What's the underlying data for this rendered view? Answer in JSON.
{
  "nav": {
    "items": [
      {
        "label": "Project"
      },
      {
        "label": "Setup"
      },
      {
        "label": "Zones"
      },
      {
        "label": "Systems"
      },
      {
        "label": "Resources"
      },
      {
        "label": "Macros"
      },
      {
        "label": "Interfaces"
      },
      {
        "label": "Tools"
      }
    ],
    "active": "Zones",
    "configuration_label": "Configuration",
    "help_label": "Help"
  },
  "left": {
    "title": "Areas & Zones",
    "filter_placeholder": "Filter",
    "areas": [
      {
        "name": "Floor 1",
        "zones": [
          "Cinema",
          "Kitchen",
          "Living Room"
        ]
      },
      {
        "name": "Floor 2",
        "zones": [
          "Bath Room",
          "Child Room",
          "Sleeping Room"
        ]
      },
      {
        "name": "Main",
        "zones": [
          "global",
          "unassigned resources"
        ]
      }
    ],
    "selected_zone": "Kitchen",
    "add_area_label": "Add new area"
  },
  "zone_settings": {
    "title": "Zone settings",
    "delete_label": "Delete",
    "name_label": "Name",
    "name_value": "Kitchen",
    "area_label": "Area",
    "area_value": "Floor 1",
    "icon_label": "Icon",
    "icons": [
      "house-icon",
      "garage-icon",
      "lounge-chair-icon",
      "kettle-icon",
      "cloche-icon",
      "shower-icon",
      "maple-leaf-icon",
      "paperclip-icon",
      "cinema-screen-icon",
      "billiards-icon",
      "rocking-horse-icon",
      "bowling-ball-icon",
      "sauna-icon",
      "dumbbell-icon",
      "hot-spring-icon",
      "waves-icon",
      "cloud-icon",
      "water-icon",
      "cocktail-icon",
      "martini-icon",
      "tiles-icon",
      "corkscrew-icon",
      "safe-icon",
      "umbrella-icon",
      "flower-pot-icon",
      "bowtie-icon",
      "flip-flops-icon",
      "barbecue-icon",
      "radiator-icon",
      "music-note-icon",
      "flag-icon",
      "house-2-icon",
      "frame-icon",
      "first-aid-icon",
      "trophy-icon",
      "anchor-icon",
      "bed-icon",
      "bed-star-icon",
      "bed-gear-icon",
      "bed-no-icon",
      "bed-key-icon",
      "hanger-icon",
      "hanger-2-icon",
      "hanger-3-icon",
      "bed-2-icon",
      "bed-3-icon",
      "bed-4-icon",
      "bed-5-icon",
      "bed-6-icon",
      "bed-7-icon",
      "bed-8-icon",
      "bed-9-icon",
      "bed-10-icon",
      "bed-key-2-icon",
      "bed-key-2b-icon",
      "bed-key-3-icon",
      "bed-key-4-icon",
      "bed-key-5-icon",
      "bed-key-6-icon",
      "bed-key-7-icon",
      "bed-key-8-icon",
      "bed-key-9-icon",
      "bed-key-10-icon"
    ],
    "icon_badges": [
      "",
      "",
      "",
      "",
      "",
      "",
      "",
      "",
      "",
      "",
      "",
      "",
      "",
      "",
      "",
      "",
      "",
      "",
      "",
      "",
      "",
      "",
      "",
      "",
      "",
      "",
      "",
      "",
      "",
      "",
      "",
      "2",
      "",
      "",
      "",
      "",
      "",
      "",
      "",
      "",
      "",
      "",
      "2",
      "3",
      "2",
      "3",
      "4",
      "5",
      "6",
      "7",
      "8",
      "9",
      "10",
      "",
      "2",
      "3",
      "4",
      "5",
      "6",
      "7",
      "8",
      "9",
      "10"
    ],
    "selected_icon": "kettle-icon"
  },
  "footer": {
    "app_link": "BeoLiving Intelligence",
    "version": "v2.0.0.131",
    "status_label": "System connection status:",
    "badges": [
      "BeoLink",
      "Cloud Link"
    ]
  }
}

**Given task:** Pick each line holding the word "Room" out of the listing.

**Answer for this exercise:**
          "Living Room"
          "Bath Room",
          "Child Room",
          "Sleeping Room"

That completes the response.